>>>>

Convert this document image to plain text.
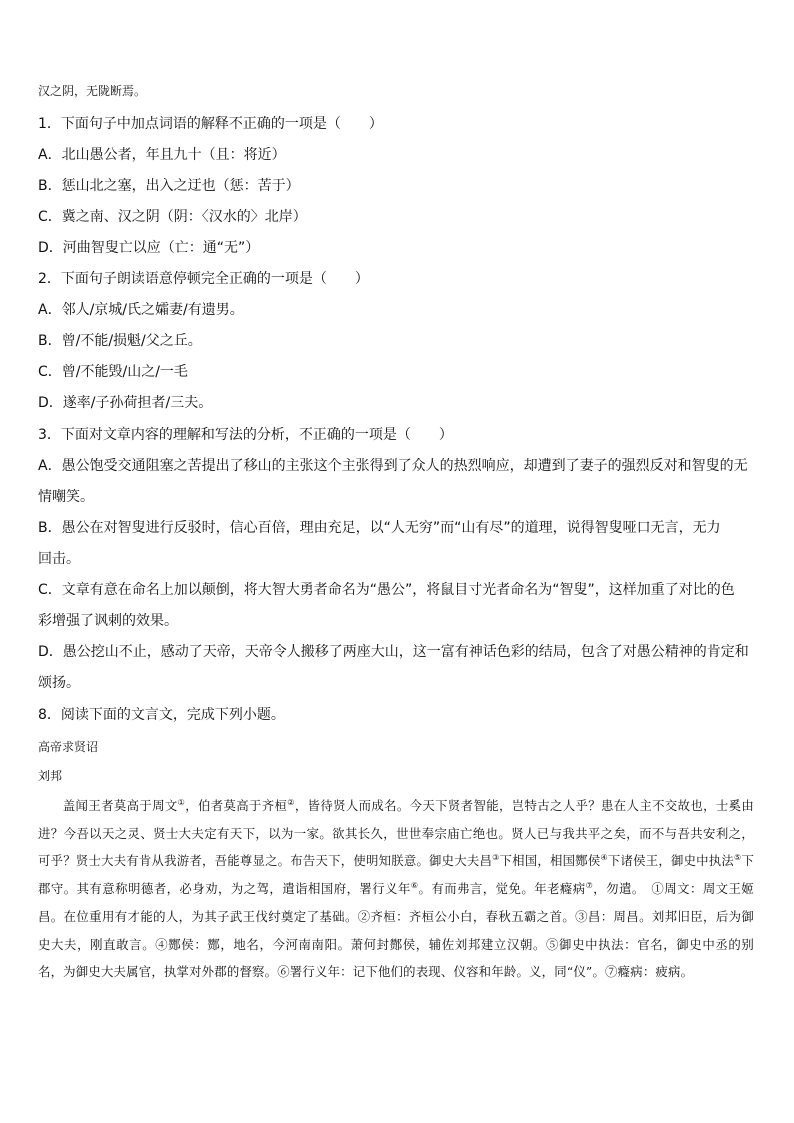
汉之阴，无陇断焉。
1．下面句子中加点词语的解释不正确的一项是（　　）
A．北山愚公者，年且九十（且：将近）
B．惩山北之塞，出入之迂也（惩：苦于）
C．冀之南、汉之阴（阴：〈汉水的〉北岸）
D．河曲智叟亡以应（亡：通“无”）
2．下面句子朗读语意停顿完全正确的一项是（　　）
A．邻人/京城/氏之孀妻/有遗男。
B．曾/不能/损魁/父之丘。
C．曾/不能毁/山之/一毛
D．遂率/子孙荷担者/三夫。
3．下面对文章内容的理解和写法的分析，不正确的一项是（　　）
A．愚公饱受交通阻塞之苦提出了移山的主张这个主张得到了众人的热烈响应，却遭到了妻子的强烈反对和智叟的无
情嘲笑。
B．愚公在对智叟进行反驳时，信心百倍，理由充足，以“人无穷”而“山有尽”的道理，说得智叟哑口无言，无力
回击。
C．文章有意在命名上加以颠倒，将大智大勇者命名为“愚公”，将鼠目寸光者命名为“智叟”，这样加重了对比的色
彩增强了讽刺的效果。
D．愚公挖山不止，感动了天帝，天帝令人搬移了两座大山，这一富有神话色彩的结局，包含了对愚公精神的肯定和
颂扬。
8．阅读下面的文言文，完成下列小题。
高帝求贤诏
刘邦
盖闻王者莫高于周文①，伯者莫高于齐桓②，皆待贤人而成名。今天下贤者智能，岂特古之人乎？患在人主不交故也，士奚由进？今吾以天之灵、贤士大夫定有天下，以为一家。欲其长久，世世奉宗庙亡绝也。贤人已与我共平之矣，而不与吾共安利之，可乎？贤士大夫有肯从我游者，吾能尊显之。布告天下，使明知朕意。御史大夫昌③下相国，相国酂侯④下诸侯王，御史中执法⑤下郡守。其有意称明德者，必身劝，为之驾，遣诣相国府，署行义年⑥。有而弗言，觉免。年老癃病⑦，勿遣。　 ①周文：周文王姬昌。在位重用有才能的人，为其子武王伐纣奠定了基础。②齐桓：齐桓公小白，春秋五霸之首。③昌：周昌。刘邦旧臣，后为御史大夫，刚直敢言。④酂侯：酂，地名，今河南南阳。萧何封酂侯，辅佐刘邦建立汉朝。⑤御史中执法：官名，御史中丞的别名，为御史大夫属官，执掌对外郡的督察。⑥署行义年：记下他们的表现、仪容和年龄。义，同“仪”。⑦癃病：疲病。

<<<<

> _TASK DIRECTIONS_
Repeat each entry exactly as given; no pictures belong in the copy.

> _TASK SOLUTION_
Convert this document image to plain text.
汉之阴，无陇断焉。
1．下面句子中加点词语的解释不正确的一项是（　　）
A．北山愚公者，年且九十（且：将近）
B．惩山北之塞，出入之迂也（惩：苦于）
C．冀之南、汉之阴（阴：〈汉水的〉北岸）
D．河曲智叟亡以应（亡：通“无”）
2．下面句子朗读语意停顿完全正确的一项是（　　）
A．邻人/京城/氏之孀妻/有遗男。
B．曾/不能/损魁/父之丘。
C．曾/不能毁/山之/一毛
D．遂率/子孙荷担者/三夫。
3．下面对文章内容的理解和写法的分析，不正确的一项是（　　）
A．愚公饱受交通阻塞之苦提出了移山的主张这个主张得到了众人的热烈响应，却遭到了妻子的强烈反对和智叟的无
情嘲笑。
B．愚公在对智叟进行反驳时，信心百倍，理由充足，以“人无穷”而“山有尽”的道理，说得智叟哑口无言，无力
回击。
C．文章有意在命名上加以颠倒，将大智大勇者命名为“愚公”，将鼠目寸光者命名为“智叟”，这样加重了对比的色
彩增强了讽刺的效果。
D．愚公挖山不止，感动了天帝，天帝令人搬移了两座大山，这一富有神话色彩的结局，包含了对愚公精神的肯定和
颂扬。
8．阅读下面的文言文，完成下列小题。
高帝求贤诏
刘邦
盖闻王者莫高于周文①，伯者莫高于齐桓②，皆待贤人而成名。今天下贤者智能，岂特古之人乎？患在人主不交故也，士奚由进？今吾以天之灵、贤士大夫定有天下，以为一家。欲其长久，世世奉宗庙亡绝也。贤人已与我共平之矣，而不与吾共安利之，可乎？贤士大夫有肯从我游者，吾能尊显之。布告天下，使明知朕意。御史大夫昌③下相国，相国酂侯④下诸侯王，御史中执法⑤下郡守。其有意称明德者，必身劝，为之驾，遣诣相国府，署行义年⑥。有而弗言，觉免。年老癃病⑦，勿遣。　 ①周文：周文王姬昌。在位重用有才能的人，为其子武王伐纣奠定了基础。②齐桓：齐桓公小白，春秋五霸之首。③昌：周昌。刘邦旧臣，后为御史大夫，刚直敢言。④酂侯：酂，地名，今河南南阳。萧何封酂侯，辅佐刘邦建立汉朝。⑤御史中执法：官名，御史中丞的别名，为御史大夫属官，执掌对外郡的督察。⑥署行义年：记下他们的表现、仪容和年龄。义，同“仪”。⑦癃病：疲病。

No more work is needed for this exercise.